▼▼▼
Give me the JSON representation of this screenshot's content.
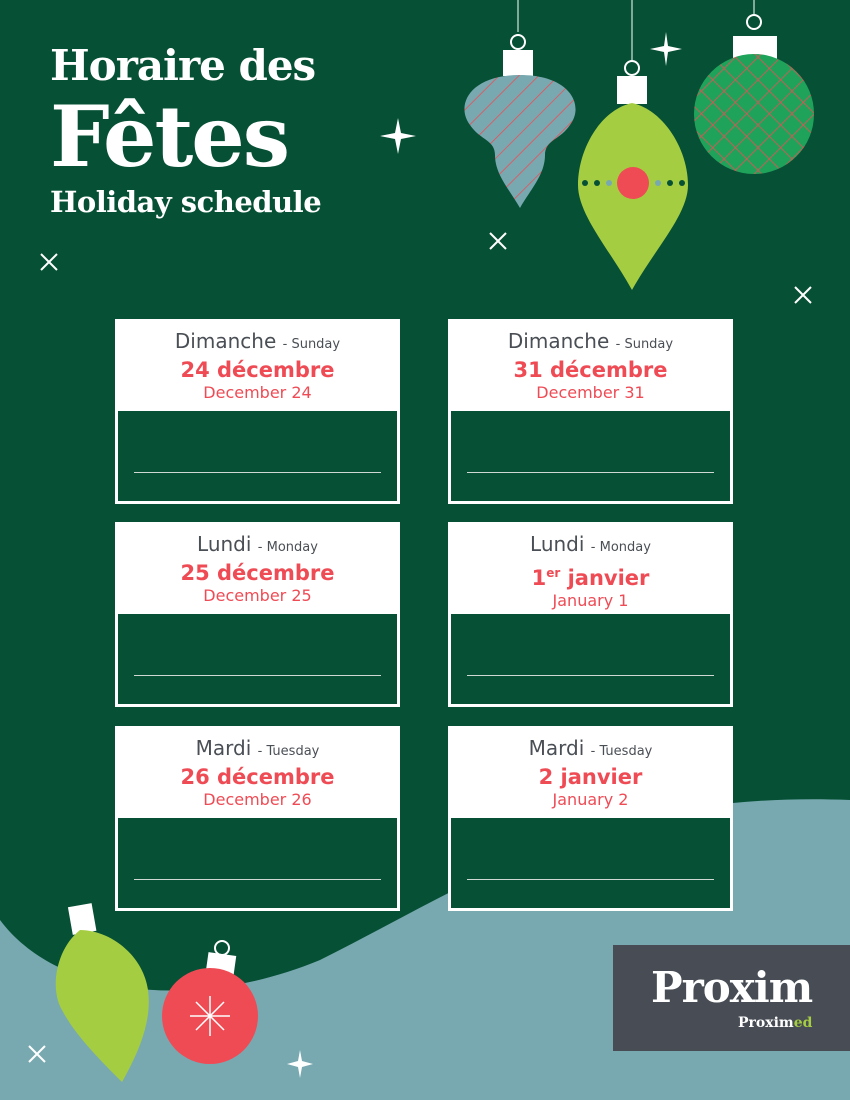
{
  "colors": {
    "background": "#065035",
    "accent_red": "#ef4b55",
    "lime": "#a5cd42",
    "teal": "#78a9b0",
    "logo_bg": "#474c55"
  },
  "header": {
    "line1": "Horaire des",
    "line2": "Fêtes",
    "line3": "Holiday schedule"
  },
  "cards": [
    {
      "day_fr": "Dimanche",
      "day_en": "- Sunday",
      "date_fr": "24 décembre",
      "date_en": "December 24"
    },
    {
      "day_fr": "Dimanche",
      "day_en": "- Sunday",
      "date_fr": "31 décembre",
      "date_en": "December 31"
    },
    {
      "day_fr": "Lundi",
      "day_en": "- Monday",
      "date_fr": "25 décembre",
      "date_en": "December 25"
    },
    {
      "day_fr": "Lundi",
      "day_en": "- Monday",
      "date_fr": "1",
      "date_fr_sup": "er",
      "date_fr_rest": " janvier",
      "date_en": "January 1"
    },
    {
      "day_fr": "Mardi",
      "day_en": "- Tuesday",
      "date_fr": "26 décembre",
      "date_en": "December 26"
    },
    {
      "day_fr": "Mardi",
      "day_en": "- Tuesday",
      "date_fr": "2 janvier",
      "date_en": "January 2"
    }
  ],
  "logo": {
    "main": "Proxim",
    "sub_a": "Proxim",
    "sub_b": "ed"
  }
}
▲▲▲
Reproduce the full listing above verbatim, with no pictures included.

-- Reply --
Give me the JSON representation of this screenshot's content.
{
  "colors": {
    "background": "#065035",
    "accent_red": "#ef4b55",
    "lime": "#a5cd42",
    "teal": "#78a9b0",
    "logo_bg": "#474c55"
  },
  "header": {
    "line1": "Horaire des",
    "line2": "Fêtes",
    "line3": "Holiday schedule"
  },
  "cards": [
    {
      "day_fr": "Dimanche",
      "day_en": "- Sunday",
      "date_fr": "24 décembre",
      "date_en": "December 24"
    },
    {
      "day_fr": "Dimanche",
      "day_en": "- Sunday",
      "date_fr": "31 décembre",
      "date_en": "December 31"
    },
    {
      "day_fr": "Lundi",
      "day_en": "- Monday",
      "date_fr": "25 décembre",
      "date_en": "December 25"
    },
    {
      "day_fr": "Lundi",
      "day_en": "- Monday",
      "date_fr": "1",
      "date_fr_sup": "er",
      "date_fr_rest": " janvier",
      "date_en": "January 1"
    },
    {
      "day_fr": "Mardi",
      "day_en": "- Tuesday",
      "date_fr": "26 décembre",
      "date_en": "December 26"
    },
    {
      "day_fr": "Mardi",
      "day_en": "- Tuesday",
      "date_fr": "2 janvier",
      "date_en": "January 2"
    }
  ],
  "logo": {
    "main": "Proxim",
    "sub_a": "Proxim",
    "sub_b": "ed"
  }
}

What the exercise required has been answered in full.